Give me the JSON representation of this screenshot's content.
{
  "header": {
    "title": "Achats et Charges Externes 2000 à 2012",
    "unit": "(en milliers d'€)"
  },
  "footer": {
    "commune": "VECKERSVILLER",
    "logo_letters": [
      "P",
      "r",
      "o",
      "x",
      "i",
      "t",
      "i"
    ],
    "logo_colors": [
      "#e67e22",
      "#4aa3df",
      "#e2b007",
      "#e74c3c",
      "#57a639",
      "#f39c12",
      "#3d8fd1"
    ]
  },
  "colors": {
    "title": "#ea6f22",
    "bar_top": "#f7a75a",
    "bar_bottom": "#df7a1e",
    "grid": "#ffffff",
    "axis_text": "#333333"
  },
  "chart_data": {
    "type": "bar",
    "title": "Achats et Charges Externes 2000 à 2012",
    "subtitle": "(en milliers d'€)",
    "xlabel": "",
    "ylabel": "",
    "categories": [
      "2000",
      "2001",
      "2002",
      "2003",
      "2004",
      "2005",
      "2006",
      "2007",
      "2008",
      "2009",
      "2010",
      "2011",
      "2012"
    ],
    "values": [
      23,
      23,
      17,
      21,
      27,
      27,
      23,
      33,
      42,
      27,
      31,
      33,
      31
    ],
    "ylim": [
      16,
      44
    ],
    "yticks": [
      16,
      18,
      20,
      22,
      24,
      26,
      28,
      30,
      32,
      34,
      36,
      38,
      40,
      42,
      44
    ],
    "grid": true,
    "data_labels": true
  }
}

◆ PROBLEM DETAILS ◆
Print every line of the records exactly. Omit nothing.

◆ SOLUTION ◆
Give me the JSON representation of this screenshot's content.
{
  "header": {
    "title": "Achats et Charges Externes 2000 à 2012",
    "unit": "(en milliers d'€)"
  },
  "footer": {
    "commune": "VECKERSVILLER",
    "logo_letters": [
      "P",
      "r",
      "o",
      "x",
      "i",
      "t",
      "i"
    ],
    "logo_colors": [
      "#e67e22",
      "#4aa3df",
      "#e2b007",
      "#e74c3c",
      "#57a639",
      "#f39c12",
      "#3d8fd1"
    ]
  },
  "colors": {
    "title": "#ea6f22",
    "bar_top": "#f7a75a",
    "bar_bottom": "#df7a1e",
    "grid": "#ffffff",
    "axis_text": "#333333"
  },
  "chart_data": {
    "type": "bar",
    "title": "Achats et Charges Externes 2000 à 2012",
    "subtitle": "(en milliers d'€)",
    "xlabel": "",
    "ylabel": "",
    "categories": [
      "2000",
      "2001",
      "2002",
      "2003",
      "2004",
      "2005",
      "2006",
      "2007",
      "2008",
      "2009",
      "2010",
      "2011",
      "2012"
    ],
    "values": [
      23,
      23,
      17,
      21,
      27,
      27,
      23,
      33,
      42,
      27,
      31,
      33,
      31
    ],
    "ylim": [
      16,
      44
    ],
    "yticks": [
      16,
      18,
      20,
      22,
      24,
      26,
      28,
      30,
      32,
      34,
      36,
      38,
      40,
      42,
      44
    ],
    "grid": true,
    "data_labels": true
  }
}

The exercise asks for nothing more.